Text segment
-----

TindART was a visual arts recommender system I co-developed, published at ACM Multimedia 2020.

Co-developer & Co-author PythonPyTorchLightFMD3.jsRabbitMQ
2020

Highlights

  • Published research: Co-authored a paper at ACM Multimedia 2020 (A* conference) with the University of Amsterdam
  • Recommender system: Built a personal visual arts recommender that learns user taste through interaction
  • Visual analytics: Co-developed a comprehensive analytics tool to explore and understand recommendation patterns
  • Full system: Delivered an end-to-end system combining ML recommendations with an interactive frontend

TindART was a project at the University of Amsterdam where I was part of a team building a personal visual arts recommender system paired with a visual analytics tool. We worked under the guidance of PhD candidate Gjorgji Strezoski and professor Marcel Worring.

The system

The idea was to build a recommender that could learn a user’s taste in visual art through interaction and surface relevant works. The system combined recommendation algorithms (using LightFM for collaborative filtering) with a visual analytics interface built in D3.js that let users explore why certain works were being recommended. RabbitMQ and Celery handled the async processing pipeline.

The result

TindART like module showing a Rubens painting with thumbs up/down

The like module — swipe to teach the system your taste.

TindART visual analytics map showing user preferences across artworks

The analytics map — user preferences visualized across the collection.

The project led to a paper published at ACM Multimedia 2020, one of the top conferences in multimedia research. It was a meaningful intersection of the two things I care about: building real interactive systems and applying machine learning to solve a concrete problem.

-----

[Bounding box prediction rows]
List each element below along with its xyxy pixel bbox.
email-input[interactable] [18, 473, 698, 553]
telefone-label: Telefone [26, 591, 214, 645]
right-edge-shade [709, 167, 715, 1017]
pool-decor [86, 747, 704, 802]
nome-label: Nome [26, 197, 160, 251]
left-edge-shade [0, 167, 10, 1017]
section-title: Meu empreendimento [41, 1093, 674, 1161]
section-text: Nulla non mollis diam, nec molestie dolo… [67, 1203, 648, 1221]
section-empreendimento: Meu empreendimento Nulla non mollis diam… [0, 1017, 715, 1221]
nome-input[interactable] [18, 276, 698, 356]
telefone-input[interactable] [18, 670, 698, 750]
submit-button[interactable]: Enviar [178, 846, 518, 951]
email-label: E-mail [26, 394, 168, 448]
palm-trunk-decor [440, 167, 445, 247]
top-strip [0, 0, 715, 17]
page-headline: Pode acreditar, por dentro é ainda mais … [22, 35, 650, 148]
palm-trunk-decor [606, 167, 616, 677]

-----

Problems to solve
• a. In the TindART project text, which library handled collaborative filtering in the recommender?
• b. Retype the TindART project text between "The like module" and "a concrete problem.", inclusive.
Work only from the TindART project text, not from the rows.

Results of the tasks
• a. LightFM

• b.
The like module — swipe to teach the system your taste.

TindART visual analytics map showing user preferences across artworks

The analytics map — user preferences visualized across the collection.

The project led to a paper published at ACM Multimedia 2020, one of the top conferences in multimedia research. It was a meaningful intersection of the two things I care about: building real interactive systems and applying machine learning to solve a concrete problem.